[EXERCISE INSTRUCTIONS]
Copy each record exactly as it reads, leaving out any pictures it holds.

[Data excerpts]
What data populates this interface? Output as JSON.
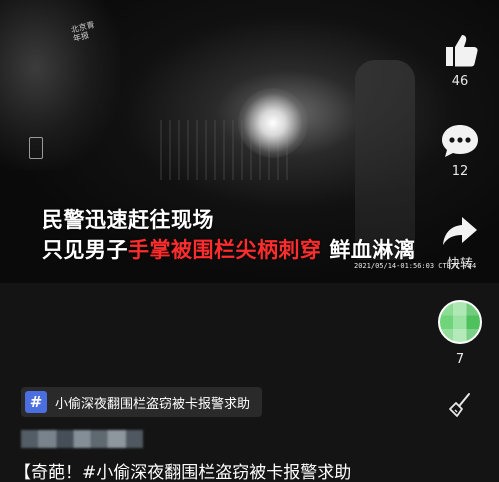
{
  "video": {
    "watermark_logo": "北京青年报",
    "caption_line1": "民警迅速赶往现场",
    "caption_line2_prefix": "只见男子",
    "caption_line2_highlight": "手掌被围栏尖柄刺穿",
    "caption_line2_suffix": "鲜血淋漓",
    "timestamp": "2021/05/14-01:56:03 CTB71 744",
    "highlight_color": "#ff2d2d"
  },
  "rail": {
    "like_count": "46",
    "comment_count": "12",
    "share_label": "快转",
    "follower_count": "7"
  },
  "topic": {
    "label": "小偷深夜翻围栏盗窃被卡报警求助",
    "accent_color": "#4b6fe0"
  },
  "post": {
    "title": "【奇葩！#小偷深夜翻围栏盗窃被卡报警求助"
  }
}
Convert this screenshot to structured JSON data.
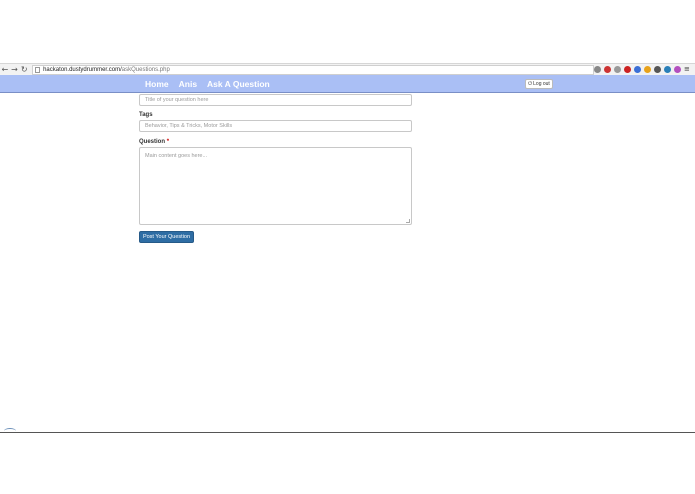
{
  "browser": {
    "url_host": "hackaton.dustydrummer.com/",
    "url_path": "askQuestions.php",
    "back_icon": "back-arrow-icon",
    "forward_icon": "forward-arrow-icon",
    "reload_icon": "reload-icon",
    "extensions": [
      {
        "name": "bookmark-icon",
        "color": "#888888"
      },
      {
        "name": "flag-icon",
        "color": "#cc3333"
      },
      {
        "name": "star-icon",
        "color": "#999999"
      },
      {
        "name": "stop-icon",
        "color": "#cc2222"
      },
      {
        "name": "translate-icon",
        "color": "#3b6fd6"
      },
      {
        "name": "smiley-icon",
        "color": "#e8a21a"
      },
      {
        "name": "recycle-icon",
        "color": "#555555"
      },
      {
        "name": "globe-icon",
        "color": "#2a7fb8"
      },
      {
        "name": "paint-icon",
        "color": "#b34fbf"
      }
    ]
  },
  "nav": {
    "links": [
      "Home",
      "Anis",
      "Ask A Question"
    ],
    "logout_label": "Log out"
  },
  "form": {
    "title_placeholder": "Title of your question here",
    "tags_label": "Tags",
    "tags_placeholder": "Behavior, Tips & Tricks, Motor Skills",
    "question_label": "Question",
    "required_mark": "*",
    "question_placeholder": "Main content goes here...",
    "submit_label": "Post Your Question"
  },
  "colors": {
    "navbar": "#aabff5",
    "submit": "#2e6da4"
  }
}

[EXERCISE SOLUTION]
What data populates this interface? Output as JSON.
{
  "video": {
    "watermark_logo": "北京青年报",
    "caption_line1": "民警迅速赶往现场",
    "caption_line2_prefix": "只见男子",
    "caption_line2_highlight": "手掌被围栏尖柄刺穿",
    "caption_line2_suffix": "鲜血淋漓",
    "timestamp": "2021/05/14-01:56:03 CTB71 744",
    "highlight_color": "#ff2d2d"
  },
  "rail": {
    "like_count": "46",
    "comment_count": "12",
    "share_label": "快转",
    "follower_count": "7"
  },
  "topic": {
    "label": "小偷深夜翻围栏盗窃被卡报警求助",
    "accent_color": "#4b6fe0"
  },
  "post": {
    "title": "【奇葩！#小偷深夜翻围栏盗窃被卡报警求助"
  }
}
Convert this screenshot to structured JSON data.
{
  "browser": {
    "url_host": "hackaton.dustydrummer.com/",
    "url_path": "askQuestions.php",
    "back_icon": "back-arrow-icon",
    "forward_icon": "forward-arrow-icon",
    "reload_icon": "reload-icon",
    "extensions": [
      {
        "name": "bookmark-icon",
        "color": "#888888"
      },
      {
        "name": "flag-icon",
        "color": "#cc3333"
      },
      {
        "name": "star-icon",
        "color": "#999999"
      },
      {
        "name": "stop-icon",
        "color": "#cc2222"
      },
      {
        "name": "translate-icon",
        "color": "#3b6fd6"
      },
      {
        "name": "smiley-icon",
        "color": "#e8a21a"
      },
      {
        "name": "recycle-icon",
        "color": "#555555"
      },
      {
        "name": "globe-icon",
        "color": "#2a7fb8"
      },
      {
        "name": "paint-icon",
        "color": "#b34fbf"
      }
    ]
  },
  "nav": {
    "links": [
      "Home",
      "Anis",
      "Ask A Question"
    ],
    "logout_label": "Log out"
  },
  "form": {
    "title_placeholder": "Title of your question here",
    "tags_label": "Tags",
    "tags_placeholder": "Behavior, Tips & Tricks, Motor Skills",
    "question_label": "Question",
    "required_mark": "*",
    "question_placeholder": "Main content goes here...",
    "submit_label": "Post Your Question"
  },
  "colors": {
    "navbar": "#aabff5",
    "submit": "#2e6da4"
  }
}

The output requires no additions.